Welfare, più flessibilità, migliore retribuzione, riconoscimento del merito, e in generale una maggior attenzione delle imprese alle rinnovate esigenze dei lavoratori, sono le richieste più diffuse. E adesso c'è il nodo dell'inflazione

Il mondo del lavoro è cambiato. Lavoro ibrido, welfare, Great resignation, voglia di conciliazione tra vita lavorativa e privata, ricerca e trattenimento dei talenti, cambiamento della funzione HR, e infine lo spettro dell'inflazione sulle buste paga. Sono alcuni dei temi che abbiamo affrontato con Andrea Scaffidi, Head of Retirement e Total Reward & Executive Solutions Director di WTW.

Si parla spesso di Great Resignation. Cosa spinge le persone a lasciare il proprio posto di lavoro in un momento particolare come questo, tra la fine di una pandemia e l'arrivo di una più che probabile crisi economica?


Con la Global Benefits Attitudes Survey 2022 di WTW (Willis Towers Watson), abbiamo rilevato che l'attaccamento dei lavoratori al proprio datore di lavoro rimane elevato, ma molti dipendenti si stanno guardando intorno alla ricerca di nuove opportunità. Il rischio di uscita è particolarmente alto tra il personale senior. Il 50% dei senior manager, infatti, cerca o è aperto a nuove opportunità. Se si guarda il genere, su tutti i dipendenti, è quello femminile più orientato a cambiare lavoro (35% contro il 30% maschile) mentre in merito all'età, la più propensa è la generazione Y, ovvero i millenials, i nati tra la metà degli anni '80 e la fine degli anni '90 (37%, contro il 26% registrato dai Boomers, che hanno oggi tra i 56 e i 75 anni).

> _MATERIALE DI PARTENZA_
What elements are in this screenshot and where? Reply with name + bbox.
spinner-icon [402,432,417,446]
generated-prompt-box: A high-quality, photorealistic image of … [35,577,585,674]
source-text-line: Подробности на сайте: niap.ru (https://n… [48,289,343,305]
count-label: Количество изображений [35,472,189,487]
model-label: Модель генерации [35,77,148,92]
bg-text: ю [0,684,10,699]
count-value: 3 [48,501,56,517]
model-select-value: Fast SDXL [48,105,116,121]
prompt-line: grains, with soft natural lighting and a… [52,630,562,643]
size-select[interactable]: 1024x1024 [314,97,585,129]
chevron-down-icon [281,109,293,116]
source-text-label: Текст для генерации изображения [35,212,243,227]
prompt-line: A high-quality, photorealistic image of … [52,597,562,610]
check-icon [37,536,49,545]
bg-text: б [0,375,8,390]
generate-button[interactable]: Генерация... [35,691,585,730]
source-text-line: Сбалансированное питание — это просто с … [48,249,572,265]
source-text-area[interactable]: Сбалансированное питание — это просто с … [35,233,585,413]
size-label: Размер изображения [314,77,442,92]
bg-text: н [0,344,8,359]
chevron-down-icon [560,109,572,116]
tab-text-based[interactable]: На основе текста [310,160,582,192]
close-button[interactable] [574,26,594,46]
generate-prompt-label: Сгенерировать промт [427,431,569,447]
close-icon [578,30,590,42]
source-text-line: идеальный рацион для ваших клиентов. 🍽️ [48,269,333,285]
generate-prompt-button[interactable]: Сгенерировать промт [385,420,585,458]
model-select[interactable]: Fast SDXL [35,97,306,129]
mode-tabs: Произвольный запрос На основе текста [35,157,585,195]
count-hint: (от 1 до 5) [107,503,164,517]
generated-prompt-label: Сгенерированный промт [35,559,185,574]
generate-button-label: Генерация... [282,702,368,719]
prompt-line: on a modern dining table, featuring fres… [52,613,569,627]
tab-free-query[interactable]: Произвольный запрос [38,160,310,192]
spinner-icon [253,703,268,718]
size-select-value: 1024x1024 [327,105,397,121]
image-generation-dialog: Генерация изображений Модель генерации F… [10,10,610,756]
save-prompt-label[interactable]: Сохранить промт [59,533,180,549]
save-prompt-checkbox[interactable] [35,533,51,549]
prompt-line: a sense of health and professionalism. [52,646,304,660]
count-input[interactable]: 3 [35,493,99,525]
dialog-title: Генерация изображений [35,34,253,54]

> _COMPITO ASSEGNATO 1_
Traduci in inglese questa frase dell'estratto sul mondo del lavoro: «Il rischio di uscita è particolarmente alto tra il personale senior.»
> _COMPITO ASSEGNATO 2_
Prosegui l'estratto sul mondo del lavoro a partire dalla sua ultima frase.
Per svolgere i compiti il materiale non serve.

> _SPAZIO RISPOSTA 1_
The risk of departure is particularly high among senior staff.

> _SPAZIO RISPOSTA 2_
Chi guarda a nuove opportunità è per lo più chi ha una seniority inferiore ai cinque anni (il 42% contro il 26% con dieci o più anni di esperienza nella stessa azienda). Lo stipendio resta ad oggi l'elemento cruciale sulla quale si basano le scelte di rimanere o voler cambiare azienda, dove il 40% dei dipendenti che percepiscono un salario inferiore ai 25.000 euro cercano di cambiare, e solo il 24% se percepiscono dai 40.000 euro in su.
La sicurezza del lavoro è un fattore chiave per attrarre e trattenere i talenti, insieme ai pacchetti di benefit che, se soddisfano le esigenze dei dipendenti e forniscono un'esperienza migliorata, si traducono in una forte fidelizzazione. Se non viene concessa invece la flessibilità sul lavoro, specialmente la generazione Y è spinta a cercare altrove.

Eppure, secondo una vostra survey, sette dipendenti italiani su dieci vogliono mantenere il posto di lavoro attuale per i prossimi due anni. Perché?


E' vero e corrisponde al 68% dei dipendenti intervistati nell'Attraction and Retention Study di WTW che ha registrato una percentuale maggiore rispetto a quella osservata nel periodo pre-Covid, nel 2019 (60%).

In sostanza lo studio evidenzia che i dipendenti che hanno visto la loro azienda impegnata a tutelare il loro benessere durante la pandemia tendono a restare, oltre che ad essere produttivi e impegnati.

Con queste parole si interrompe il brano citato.